> _Extracted material_:
----------------------------------------
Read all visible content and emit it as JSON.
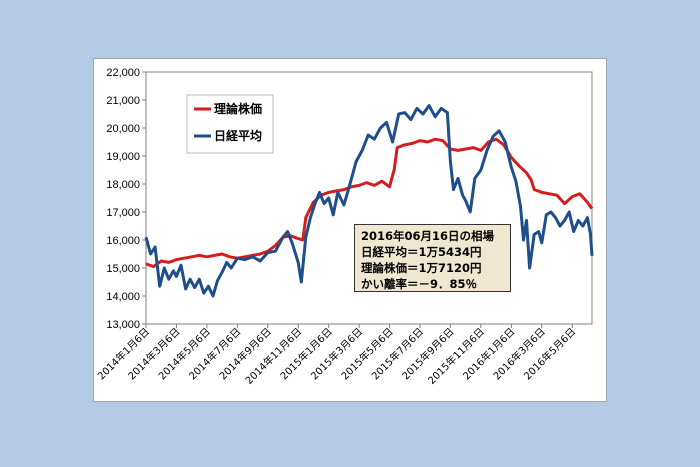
{
  "chart_data": {
    "type": "line",
    "title": "",
    "xlabel": "",
    "ylabel": "",
    "ylim": [
      13000,
      22000
    ],
    "yticks": [
      "13,000",
      "14,000",
      "15,000",
      "16,000",
      "17,000",
      "18,000",
      "19,000",
      "20,000",
      "21,000",
      "22,000"
    ],
    "x_tick_labels": [
      "2014年1月6日",
      "2014年3月6日",
      "2014年5月6日",
      "2014年7月6日",
      "2014年9月6日",
      "2014年11月6日",
      "2015年1月6日",
      "2015年3月6日",
      "2015年5月6日",
      "2015年7月6日",
      "2015年9月6日",
      "2015年11月6日",
      "2016年1月6日",
      "2016年3月6日",
      "2016年5月6日"
    ],
    "x_range_months": [
      0,
      29.3
    ],
    "grid": false,
    "legend_position": "top-left",
    "series": [
      {
        "name": "理論株価",
        "color": "#d21e1e",
        "points": [
          [
            0,
            15150
          ],
          [
            0.5,
            15050
          ],
          [
            1,
            15250
          ],
          [
            1.5,
            15200
          ],
          [
            2,
            15300
          ],
          [
            2.5,
            15350
          ],
          [
            3,
            15400
          ],
          [
            3.5,
            15450
          ],
          [
            4,
            15400
          ],
          [
            4.5,
            15450
          ],
          [
            5,
            15500
          ],
          [
            5.5,
            15400
          ],
          [
            6,
            15350
          ],
          [
            6.5,
            15400
          ],
          [
            7,
            15450
          ],
          [
            7.5,
            15500
          ],
          [
            8,
            15600
          ],
          [
            8.5,
            15800
          ],
          [
            9,
            16100
          ],
          [
            9.5,
            16150
          ],
          [
            10,
            16050
          ],
          [
            10.3,
            16000
          ],
          [
            10.5,
            16800
          ],
          [
            11,
            17350
          ],
          [
            11.5,
            17600
          ],
          [
            12,
            17700
          ],
          [
            12.5,
            17750
          ],
          [
            13,
            17800
          ],
          [
            13.5,
            17900
          ],
          [
            14,
            17950
          ],
          [
            14.5,
            18050
          ],
          [
            15,
            17950
          ],
          [
            15.5,
            18100
          ],
          [
            16,
            17900
          ],
          [
            16.3,
            18500
          ],
          [
            16.5,
            19300
          ],
          [
            17,
            19400
          ],
          [
            17.5,
            19450
          ],
          [
            18,
            19550
          ],
          [
            18.5,
            19500
          ],
          [
            19,
            19600
          ],
          [
            19.5,
            19550
          ],
          [
            20,
            19250
          ],
          [
            20.5,
            19200
          ],
          [
            21,
            19250
          ],
          [
            21.5,
            19300
          ],
          [
            22,
            19200
          ],
          [
            22.5,
            19500
          ],
          [
            23,
            19600
          ],
          [
            23.5,
            19400
          ],
          [
            24,
            18950
          ],
          [
            24.5,
            18650
          ],
          [
            25,
            18400
          ],
          [
            25.3,
            18150
          ],
          [
            25.5,
            17800
          ],
          [
            26,
            17700
          ],
          [
            26.5,
            17650
          ],
          [
            27,
            17600
          ],
          [
            27.5,
            17300
          ],
          [
            28,
            17550
          ],
          [
            28.5,
            17650
          ],
          [
            29,
            17350
          ],
          [
            29.3,
            17120
          ]
        ]
      },
      {
        "name": "日経平均",
        "color": "#1f4e8c",
        "points": [
          [
            0,
            16100
          ],
          [
            0.3,
            15500
          ],
          [
            0.6,
            15750
          ],
          [
            0.9,
            14350
          ],
          [
            1.2,
            15000
          ],
          [
            1.5,
            14600
          ],
          [
            1.8,
            14900
          ],
          [
            2,
            14700
          ],
          [
            2.3,
            15100
          ],
          [
            2.6,
            14250
          ],
          [
            2.9,
            14600
          ],
          [
            3.2,
            14300
          ],
          [
            3.5,
            14600
          ],
          [
            3.8,
            14100
          ],
          [
            4.1,
            14350
          ],
          [
            4.4,
            14000
          ],
          [
            4.7,
            14550
          ],
          [
            5,
            14850
          ],
          [
            5.3,
            15200
          ],
          [
            5.6,
            15000
          ],
          [
            6,
            15350
          ],
          [
            6.5,
            15300
          ],
          [
            7,
            15400
          ],
          [
            7.5,
            15250
          ],
          [
            8,
            15550
          ],
          [
            8.5,
            15600
          ],
          [
            9,
            16100
          ],
          [
            9.3,
            16300
          ],
          [
            9.6,
            15900
          ],
          [
            10,
            15200
          ],
          [
            10.2,
            14500
          ],
          [
            10.5,
            16100
          ],
          [
            10.8,
            16800
          ],
          [
            11.1,
            17300
          ],
          [
            11.4,
            17700
          ],
          [
            11.7,
            17300
          ],
          [
            12,
            17500
          ],
          [
            12.3,
            16900
          ],
          [
            12.6,
            17700
          ],
          [
            13,
            17250
          ],
          [
            13.4,
            18000
          ],
          [
            13.8,
            18800
          ],
          [
            14.2,
            19200
          ],
          [
            14.6,
            19750
          ],
          [
            15,
            19600
          ],
          [
            15.4,
            20000
          ],
          [
            15.8,
            20200
          ],
          [
            16.2,
            19500
          ],
          [
            16.6,
            20500
          ],
          [
            17,
            20550
          ],
          [
            17.4,
            20300
          ],
          [
            17.8,
            20700
          ],
          [
            18.2,
            20500
          ],
          [
            18.6,
            20800
          ],
          [
            19,
            20400
          ],
          [
            19.4,
            20700
          ],
          [
            19.8,
            20550
          ],
          [
            20,
            18800
          ],
          [
            20.2,
            17800
          ],
          [
            20.5,
            18200
          ],
          [
            20.8,
            17600
          ],
          [
            21,
            17400
          ],
          [
            21.3,
            17000
          ],
          [
            21.6,
            18200
          ],
          [
            22,
            18500
          ],
          [
            22.4,
            19200
          ],
          [
            22.8,
            19700
          ],
          [
            23.2,
            19900
          ],
          [
            23.6,
            19500
          ],
          [
            24,
            18600
          ],
          [
            24.3,
            18100
          ],
          [
            24.6,
            17200
          ],
          [
            24.8,
            16000
          ],
          [
            25,
            16700
          ],
          [
            25.2,
            15000
          ],
          [
            25.5,
            16200
          ],
          [
            25.8,
            16300
          ],
          [
            26,
            15900
          ],
          [
            26.3,
            16900
          ],
          [
            26.6,
            17000
          ],
          [
            26.9,
            16800
          ],
          [
            27.2,
            16500
          ],
          [
            27.5,
            16700
          ],
          [
            27.8,
            17000
          ],
          [
            28.1,
            16300
          ],
          [
            28.4,
            16700
          ],
          [
            28.7,
            16500
          ],
          [
            29,
            16800
          ],
          [
            29.2,
            16200
          ],
          [
            29.3,
            15434
          ]
        ]
      }
    ]
  },
  "infobox": {
    "line1": "2016年06月16日の相場",
    "line2": "日経平均＝1万5434円",
    "line3": "理論株価＝1万7120円",
    "line4": "かい離率＝－9．85％"
  }
}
----------------------------------------
> _Work to do_:
Excluding the pictures, restate the records above word for word.

> _Full solution_:
Read all visible content and emit it as JSON.
{
  "chart_data": {
    "type": "line",
    "title": "",
    "xlabel": "",
    "ylabel": "",
    "ylim": [
      13000,
      22000
    ],
    "yticks": [
      "13,000",
      "14,000",
      "15,000",
      "16,000",
      "17,000",
      "18,000",
      "19,000",
      "20,000",
      "21,000",
      "22,000"
    ],
    "x_tick_labels": [
      "2014年1月6日",
      "2014年3月6日",
      "2014年5月6日",
      "2014年7月6日",
      "2014年9月6日",
      "2014年11月6日",
      "2015年1月6日",
      "2015年3月6日",
      "2015年5月6日",
      "2015年7月6日",
      "2015年9月6日",
      "2015年11月6日",
      "2016年1月6日",
      "2016年3月6日",
      "2016年5月6日"
    ],
    "x_range_months": [
      0,
      29.3
    ],
    "grid": false,
    "legend_position": "top-left",
    "series": [
      {
        "name": "理論株価",
        "color": "#d21e1e",
        "points": [
          [
            0,
            15150
          ],
          [
            0.5,
            15050
          ],
          [
            1,
            15250
          ],
          [
            1.5,
            15200
          ],
          [
            2,
            15300
          ],
          [
            2.5,
            15350
          ],
          [
            3,
            15400
          ],
          [
            3.5,
            15450
          ],
          [
            4,
            15400
          ],
          [
            4.5,
            15450
          ],
          [
            5,
            15500
          ],
          [
            5.5,
            15400
          ],
          [
            6,
            15350
          ],
          [
            6.5,
            15400
          ],
          [
            7,
            15450
          ],
          [
            7.5,
            15500
          ],
          [
            8,
            15600
          ],
          [
            8.5,
            15800
          ],
          [
            9,
            16100
          ],
          [
            9.5,
            16150
          ],
          [
            10,
            16050
          ],
          [
            10.3,
            16000
          ],
          [
            10.5,
            16800
          ],
          [
            11,
            17350
          ],
          [
            11.5,
            17600
          ],
          [
            12,
            17700
          ],
          [
            12.5,
            17750
          ],
          [
            13,
            17800
          ],
          [
            13.5,
            17900
          ],
          [
            14,
            17950
          ],
          [
            14.5,
            18050
          ],
          [
            15,
            17950
          ],
          [
            15.5,
            18100
          ],
          [
            16,
            17900
          ],
          [
            16.3,
            18500
          ],
          [
            16.5,
            19300
          ],
          [
            17,
            19400
          ],
          [
            17.5,
            19450
          ],
          [
            18,
            19550
          ],
          [
            18.5,
            19500
          ],
          [
            19,
            19600
          ],
          [
            19.5,
            19550
          ],
          [
            20,
            19250
          ],
          [
            20.5,
            19200
          ],
          [
            21,
            19250
          ],
          [
            21.5,
            19300
          ],
          [
            22,
            19200
          ],
          [
            22.5,
            19500
          ],
          [
            23,
            19600
          ],
          [
            23.5,
            19400
          ],
          [
            24,
            18950
          ],
          [
            24.5,
            18650
          ],
          [
            25,
            18400
          ],
          [
            25.3,
            18150
          ],
          [
            25.5,
            17800
          ],
          [
            26,
            17700
          ],
          [
            26.5,
            17650
          ],
          [
            27,
            17600
          ],
          [
            27.5,
            17300
          ],
          [
            28,
            17550
          ],
          [
            28.5,
            17650
          ],
          [
            29,
            17350
          ],
          [
            29.3,
            17120
          ]
        ]
      },
      {
        "name": "日経平均",
        "color": "#1f4e8c",
        "points": [
          [
            0,
            16100
          ],
          [
            0.3,
            15500
          ],
          [
            0.6,
            15750
          ],
          [
            0.9,
            14350
          ],
          [
            1.2,
            15000
          ],
          [
            1.5,
            14600
          ],
          [
            1.8,
            14900
          ],
          [
            2,
            14700
          ],
          [
            2.3,
            15100
          ],
          [
            2.6,
            14250
          ],
          [
            2.9,
            14600
          ],
          [
            3.2,
            14300
          ],
          [
            3.5,
            14600
          ],
          [
            3.8,
            14100
          ],
          [
            4.1,
            14350
          ],
          [
            4.4,
            14000
          ],
          [
            4.7,
            14550
          ],
          [
            5,
            14850
          ],
          [
            5.3,
            15200
          ],
          [
            5.6,
            15000
          ],
          [
            6,
            15350
          ],
          [
            6.5,
            15300
          ],
          [
            7,
            15400
          ],
          [
            7.5,
            15250
          ],
          [
            8,
            15550
          ],
          [
            8.5,
            15600
          ],
          [
            9,
            16100
          ],
          [
            9.3,
            16300
          ],
          [
            9.6,
            15900
          ],
          [
            10,
            15200
          ],
          [
            10.2,
            14500
          ],
          [
            10.5,
            16100
          ],
          [
            10.8,
            16800
          ],
          [
            11.1,
            17300
          ],
          [
            11.4,
            17700
          ],
          [
            11.7,
            17300
          ],
          [
            12,
            17500
          ],
          [
            12.3,
            16900
          ],
          [
            12.6,
            17700
          ],
          [
            13,
            17250
          ],
          [
            13.4,
            18000
          ],
          [
            13.8,
            18800
          ],
          [
            14.2,
            19200
          ],
          [
            14.6,
            19750
          ],
          [
            15,
            19600
          ],
          [
            15.4,
            20000
          ],
          [
            15.8,
            20200
          ],
          [
            16.2,
            19500
          ],
          [
            16.6,
            20500
          ],
          [
            17,
            20550
          ],
          [
            17.4,
            20300
          ],
          [
            17.8,
            20700
          ],
          [
            18.2,
            20500
          ],
          [
            18.6,
            20800
          ],
          [
            19,
            20400
          ],
          [
            19.4,
            20700
          ],
          [
            19.8,
            20550
          ],
          [
            20,
            18800
          ],
          [
            20.2,
            17800
          ],
          [
            20.5,
            18200
          ],
          [
            20.8,
            17600
          ],
          [
            21,
            17400
          ],
          [
            21.3,
            17000
          ],
          [
            21.6,
            18200
          ],
          [
            22,
            18500
          ],
          [
            22.4,
            19200
          ],
          [
            22.8,
            19700
          ],
          [
            23.2,
            19900
          ],
          [
            23.6,
            19500
          ],
          [
            24,
            18600
          ],
          [
            24.3,
            18100
          ],
          [
            24.6,
            17200
          ],
          [
            24.8,
            16000
          ],
          [
            25,
            16700
          ],
          [
            25.2,
            15000
          ],
          [
            25.5,
            16200
          ],
          [
            25.8,
            16300
          ],
          [
            26,
            15900
          ],
          [
            26.3,
            16900
          ],
          [
            26.6,
            17000
          ],
          [
            26.9,
            16800
          ],
          [
            27.2,
            16500
          ],
          [
            27.5,
            16700
          ],
          [
            27.8,
            17000
          ],
          [
            28.1,
            16300
          ],
          [
            28.4,
            16700
          ],
          [
            28.7,
            16500
          ],
          [
            29,
            16800
          ],
          [
            29.2,
            16200
          ],
          [
            29.3,
            15434
          ]
        ]
      }
    ]
  },
  "infobox": {
    "line1": "2016年06月16日の相場",
    "line2": "日経平均＝1万5434円",
    "line3": "理論株価＝1万7120円",
    "line4": "かい離率＝－9．85％"
  }
}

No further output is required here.